Below are some entries; can you quote all of them exactly?
------ EXERCISE MATERIAL
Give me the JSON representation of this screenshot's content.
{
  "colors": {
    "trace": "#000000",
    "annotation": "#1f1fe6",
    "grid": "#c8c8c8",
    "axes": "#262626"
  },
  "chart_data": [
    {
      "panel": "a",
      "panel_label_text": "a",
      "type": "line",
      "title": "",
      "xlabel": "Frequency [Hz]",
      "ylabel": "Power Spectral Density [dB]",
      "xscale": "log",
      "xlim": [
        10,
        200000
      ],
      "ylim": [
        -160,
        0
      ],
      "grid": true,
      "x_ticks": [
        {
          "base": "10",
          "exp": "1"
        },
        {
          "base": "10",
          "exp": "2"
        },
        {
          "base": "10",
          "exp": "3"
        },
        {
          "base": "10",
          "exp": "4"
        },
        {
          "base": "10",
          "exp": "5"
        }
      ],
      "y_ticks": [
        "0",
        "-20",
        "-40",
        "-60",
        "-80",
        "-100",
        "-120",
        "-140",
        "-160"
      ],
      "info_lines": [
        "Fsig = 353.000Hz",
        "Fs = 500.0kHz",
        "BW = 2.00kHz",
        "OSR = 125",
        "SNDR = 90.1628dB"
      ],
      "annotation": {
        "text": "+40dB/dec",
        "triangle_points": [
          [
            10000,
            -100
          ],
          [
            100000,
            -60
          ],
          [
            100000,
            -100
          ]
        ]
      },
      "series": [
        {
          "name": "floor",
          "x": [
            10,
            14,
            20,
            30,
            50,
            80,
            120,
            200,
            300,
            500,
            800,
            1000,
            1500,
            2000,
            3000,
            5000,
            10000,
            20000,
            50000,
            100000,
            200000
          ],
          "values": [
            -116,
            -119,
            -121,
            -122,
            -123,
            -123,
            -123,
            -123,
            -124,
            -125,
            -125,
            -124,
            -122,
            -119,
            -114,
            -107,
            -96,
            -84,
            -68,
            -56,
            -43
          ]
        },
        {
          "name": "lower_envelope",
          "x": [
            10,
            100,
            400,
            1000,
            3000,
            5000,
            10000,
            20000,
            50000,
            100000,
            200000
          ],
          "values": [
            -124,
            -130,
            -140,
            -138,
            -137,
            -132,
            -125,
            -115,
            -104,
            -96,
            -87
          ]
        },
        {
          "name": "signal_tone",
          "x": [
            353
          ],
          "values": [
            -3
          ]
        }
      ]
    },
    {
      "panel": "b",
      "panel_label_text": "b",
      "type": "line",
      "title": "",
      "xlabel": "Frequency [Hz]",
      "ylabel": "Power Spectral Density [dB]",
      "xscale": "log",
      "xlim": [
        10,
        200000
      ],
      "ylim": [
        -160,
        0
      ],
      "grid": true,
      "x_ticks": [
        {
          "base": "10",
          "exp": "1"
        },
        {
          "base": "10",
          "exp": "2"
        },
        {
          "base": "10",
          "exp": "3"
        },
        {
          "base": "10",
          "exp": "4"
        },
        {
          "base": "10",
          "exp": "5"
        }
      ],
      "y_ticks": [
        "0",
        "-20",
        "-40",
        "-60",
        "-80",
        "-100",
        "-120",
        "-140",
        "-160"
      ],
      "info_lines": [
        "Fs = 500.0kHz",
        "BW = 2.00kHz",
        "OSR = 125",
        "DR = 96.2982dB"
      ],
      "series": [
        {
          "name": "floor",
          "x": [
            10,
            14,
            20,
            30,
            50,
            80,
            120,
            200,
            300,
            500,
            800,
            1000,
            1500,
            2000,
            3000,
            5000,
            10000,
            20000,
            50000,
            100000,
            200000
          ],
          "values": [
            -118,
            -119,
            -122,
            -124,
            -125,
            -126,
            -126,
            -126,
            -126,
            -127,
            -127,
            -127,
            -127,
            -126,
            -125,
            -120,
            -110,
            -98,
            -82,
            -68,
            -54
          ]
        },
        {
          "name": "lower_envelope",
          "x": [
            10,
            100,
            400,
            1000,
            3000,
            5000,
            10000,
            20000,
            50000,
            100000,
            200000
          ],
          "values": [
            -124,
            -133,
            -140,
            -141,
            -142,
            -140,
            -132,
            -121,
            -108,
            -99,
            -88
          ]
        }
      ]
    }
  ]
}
------------
[CORRECT ANSWER]
Give me the JSON representation of this screenshot's content.
{
  "colors": {
    "trace": "#000000",
    "annotation": "#1f1fe6",
    "grid": "#c8c8c8",
    "axes": "#262626"
  },
  "chart_data": [
    {
      "panel": "a",
      "panel_label_text": "a",
      "type": "line",
      "title": "",
      "xlabel": "Frequency [Hz]",
      "ylabel": "Power Spectral Density [dB]",
      "xscale": "log",
      "xlim": [
        10,
        200000
      ],
      "ylim": [
        -160,
        0
      ],
      "grid": true,
      "x_ticks": [
        {
          "base": "10",
          "exp": "1"
        },
        {
          "base": "10",
          "exp": "2"
        },
        {
          "base": "10",
          "exp": "3"
        },
        {
          "base": "10",
          "exp": "4"
        },
        {
          "base": "10",
          "exp": "5"
        }
      ],
      "y_ticks": [
        "0",
        "-20",
        "-40",
        "-60",
        "-80",
        "-100",
        "-120",
        "-140",
        "-160"
      ],
      "info_lines": [
        "Fsig = 353.000Hz",
        "Fs = 500.0kHz",
        "BW = 2.00kHz",
        "OSR = 125",
        "SNDR = 90.1628dB"
      ],
      "annotation": {
        "text": "+40dB/dec",
        "triangle_points": [
          [
            10000,
            -100
          ],
          [
            100000,
            -60
          ],
          [
            100000,
            -100
          ]
        ]
      },
      "series": [
        {
          "name": "floor",
          "x": [
            10,
            14,
            20,
            30,
            50,
            80,
            120,
            200,
            300,
            500,
            800,
            1000,
            1500,
            2000,
            3000,
            5000,
            10000,
            20000,
            50000,
            100000,
            200000
          ],
          "values": [
            -116,
            -119,
            -121,
            -122,
            -123,
            -123,
            -123,
            -123,
            -124,
            -125,
            -125,
            -124,
            -122,
            -119,
            -114,
            -107,
            -96,
            -84,
            -68,
            -56,
            -43
          ]
        },
        {
          "name": "lower_envelope",
          "x": [
            10,
            100,
            400,
            1000,
            3000,
            5000,
            10000,
            20000,
            50000,
            100000,
            200000
          ],
          "values": [
            -124,
            -130,
            -140,
            -138,
            -137,
            -132,
            -125,
            -115,
            -104,
            -96,
            -87
          ]
        },
        {
          "name": "signal_tone",
          "x": [
            353
          ],
          "values": [
            -3
          ]
        }
      ]
    },
    {
      "panel": "b",
      "panel_label_text": "b",
      "type": "line",
      "title": "",
      "xlabel": "Frequency [Hz]",
      "ylabel": "Power Spectral Density [dB]",
      "xscale": "log",
      "xlim": [
        10,
        200000
      ],
      "ylim": [
        -160,
        0
      ],
      "grid": true,
      "x_ticks": [
        {
          "base": "10",
          "exp": "1"
        },
        {
          "base": "10",
          "exp": "2"
        },
        {
          "base": "10",
          "exp": "3"
        },
        {
          "base": "10",
          "exp": "4"
        },
        {
          "base": "10",
          "exp": "5"
        }
      ],
      "y_ticks": [
        "0",
        "-20",
        "-40",
        "-60",
        "-80",
        "-100",
        "-120",
        "-140",
        "-160"
      ],
      "info_lines": [
        "Fs = 500.0kHz",
        "BW = 2.00kHz",
        "OSR = 125",
        "DR = 96.2982dB"
      ],
      "series": [
        {
          "name": "floor",
          "x": [
            10,
            14,
            20,
            30,
            50,
            80,
            120,
            200,
            300,
            500,
            800,
            1000,
            1500,
            2000,
            3000,
            5000,
            10000,
            20000,
            50000,
            100000,
            200000
          ],
          "values": [
            -118,
            -119,
            -122,
            -124,
            -125,
            -126,
            -126,
            -126,
            -126,
            -127,
            -127,
            -127,
            -127,
            -126,
            -125,
            -120,
            -110,
            -98,
            -82,
            -68,
            -54
          ]
        },
        {
          "name": "lower_envelope",
          "x": [
            10,
            100,
            400,
            1000,
            3000,
            5000,
            10000,
            20000,
            50000,
            100000,
            200000
          ],
          "values": [
            -124,
            -133,
            -140,
            -141,
            -142,
            -140,
            -132,
            -121,
            -108,
            -99,
            -88
          ]
        }
      ]
    }
  ]
}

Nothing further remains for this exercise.